Data tied to figure images
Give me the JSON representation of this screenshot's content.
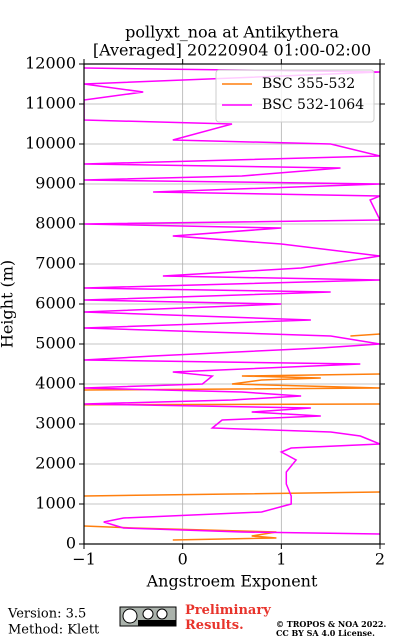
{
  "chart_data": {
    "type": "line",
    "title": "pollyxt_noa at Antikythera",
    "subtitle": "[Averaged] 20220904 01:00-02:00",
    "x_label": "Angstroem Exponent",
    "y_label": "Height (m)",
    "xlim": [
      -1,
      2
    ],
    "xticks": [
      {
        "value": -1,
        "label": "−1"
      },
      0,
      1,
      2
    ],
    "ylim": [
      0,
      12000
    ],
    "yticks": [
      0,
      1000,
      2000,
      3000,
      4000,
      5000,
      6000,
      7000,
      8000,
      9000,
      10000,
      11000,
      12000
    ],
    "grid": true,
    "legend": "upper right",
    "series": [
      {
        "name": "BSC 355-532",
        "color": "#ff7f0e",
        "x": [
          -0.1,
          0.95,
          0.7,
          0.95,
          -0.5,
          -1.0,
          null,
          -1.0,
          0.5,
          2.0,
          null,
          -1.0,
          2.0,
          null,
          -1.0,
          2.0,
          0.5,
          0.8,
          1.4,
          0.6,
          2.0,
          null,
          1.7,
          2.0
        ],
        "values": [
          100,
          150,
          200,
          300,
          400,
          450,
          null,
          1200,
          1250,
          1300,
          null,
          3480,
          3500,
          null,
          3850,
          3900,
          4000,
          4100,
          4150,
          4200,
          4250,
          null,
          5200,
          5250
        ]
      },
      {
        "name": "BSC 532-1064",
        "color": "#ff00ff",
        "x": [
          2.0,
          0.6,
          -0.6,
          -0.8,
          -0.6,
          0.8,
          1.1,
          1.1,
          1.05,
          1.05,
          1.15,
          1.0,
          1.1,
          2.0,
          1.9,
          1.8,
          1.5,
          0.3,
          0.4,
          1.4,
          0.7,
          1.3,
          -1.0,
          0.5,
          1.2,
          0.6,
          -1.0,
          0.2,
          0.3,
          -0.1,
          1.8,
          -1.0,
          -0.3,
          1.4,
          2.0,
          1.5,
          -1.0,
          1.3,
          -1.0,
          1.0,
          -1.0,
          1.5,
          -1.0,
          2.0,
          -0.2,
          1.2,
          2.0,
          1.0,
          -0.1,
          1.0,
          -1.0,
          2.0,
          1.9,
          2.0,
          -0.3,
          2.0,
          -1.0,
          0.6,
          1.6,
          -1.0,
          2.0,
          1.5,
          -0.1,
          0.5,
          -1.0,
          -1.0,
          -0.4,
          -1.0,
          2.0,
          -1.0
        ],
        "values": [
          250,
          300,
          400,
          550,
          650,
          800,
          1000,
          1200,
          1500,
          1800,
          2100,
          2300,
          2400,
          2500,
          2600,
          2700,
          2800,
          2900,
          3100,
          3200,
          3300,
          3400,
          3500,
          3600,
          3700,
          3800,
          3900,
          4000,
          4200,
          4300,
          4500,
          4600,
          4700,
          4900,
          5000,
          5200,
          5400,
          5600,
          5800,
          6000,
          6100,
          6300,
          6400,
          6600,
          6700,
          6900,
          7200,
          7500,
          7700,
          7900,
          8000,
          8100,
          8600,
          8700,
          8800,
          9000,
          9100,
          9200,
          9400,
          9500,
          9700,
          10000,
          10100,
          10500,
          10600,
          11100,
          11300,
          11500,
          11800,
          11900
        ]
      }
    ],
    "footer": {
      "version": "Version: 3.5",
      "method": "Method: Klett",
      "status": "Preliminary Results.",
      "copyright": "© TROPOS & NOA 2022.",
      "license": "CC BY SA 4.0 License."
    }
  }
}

▶ WHAT IS NEEDED
Verbatim reproduction of every record is required; images are left out.

▶ FINISHED EXERCISE
Give me the JSON representation of this screenshot's content.
{
  "chart_data": {
    "type": "line",
    "title": "pollyxt_noa at Antikythera",
    "subtitle": "[Averaged] 20220904 01:00-02:00",
    "x_label": "Angstroem Exponent",
    "y_label": "Height (m)",
    "xlim": [
      -1,
      2
    ],
    "xticks": [
      {
        "value": -1,
        "label": "−1"
      },
      0,
      1,
      2
    ],
    "ylim": [
      0,
      12000
    ],
    "yticks": [
      0,
      1000,
      2000,
      3000,
      4000,
      5000,
      6000,
      7000,
      8000,
      9000,
      10000,
      11000,
      12000
    ],
    "grid": true,
    "legend": "upper right",
    "series": [
      {
        "name": "BSC 355-532",
        "color": "#ff7f0e",
        "x": [
          -0.1,
          0.95,
          0.7,
          0.95,
          -0.5,
          -1.0,
          null,
          -1.0,
          0.5,
          2.0,
          null,
          -1.0,
          2.0,
          null,
          -1.0,
          2.0,
          0.5,
          0.8,
          1.4,
          0.6,
          2.0,
          null,
          1.7,
          2.0
        ],
        "values": [
          100,
          150,
          200,
          300,
          400,
          450,
          null,
          1200,
          1250,
          1300,
          null,
          3480,
          3500,
          null,
          3850,
          3900,
          4000,
          4100,
          4150,
          4200,
          4250,
          null,
          5200,
          5250
        ]
      },
      {
        "name": "BSC 532-1064",
        "color": "#ff00ff",
        "x": [
          2.0,
          0.6,
          -0.6,
          -0.8,
          -0.6,
          0.8,
          1.1,
          1.1,
          1.05,
          1.05,
          1.15,
          1.0,
          1.1,
          2.0,
          1.9,
          1.8,
          1.5,
          0.3,
          0.4,
          1.4,
          0.7,
          1.3,
          -1.0,
          0.5,
          1.2,
          0.6,
          -1.0,
          0.2,
          0.3,
          -0.1,
          1.8,
          -1.0,
          -0.3,
          1.4,
          2.0,
          1.5,
          -1.0,
          1.3,
          -1.0,
          1.0,
          -1.0,
          1.5,
          -1.0,
          2.0,
          -0.2,
          1.2,
          2.0,
          1.0,
          -0.1,
          1.0,
          -1.0,
          2.0,
          1.9,
          2.0,
          -0.3,
          2.0,
          -1.0,
          0.6,
          1.6,
          -1.0,
          2.0,
          1.5,
          -0.1,
          0.5,
          -1.0,
          -1.0,
          -0.4,
          -1.0,
          2.0,
          -1.0
        ],
        "values": [
          250,
          300,
          400,
          550,
          650,
          800,
          1000,
          1200,
          1500,
          1800,
          2100,
          2300,
          2400,
          2500,
          2600,
          2700,
          2800,
          2900,
          3100,
          3200,
          3300,
          3400,
          3500,
          3600,
          3700,
          3800,
          3900,
          4000,
          4200,
          4300,
          4500,
          4600,
          4700,
          4900,
          5000,
          5200,
          5400,
          5600,
          5800,
          6000,
          6100,
          6300,
          6400,
          6600,
          6700,
          6900,
          7200,
          7500,
          7700,
          7900,
          8000,
          8100,
          8600,
          8700,
          8800,
          9000,
          9100,
          9200,
          9400,
          9500,
          9700,
          10000,
          10100,
          10500,
          10600,
          11100,
          11300,
          11500,
          11800,
          11900
        ]
      }
    ],
    "footer": {
      "version": "Version: 3.5",
      "method": "Method: Klett",
      "status": "Preliminary Results.",
      "copyright": "© TROPOS & NOA 2022.",
      "license": "CC BY SA 4.0 License."
    }
  }
}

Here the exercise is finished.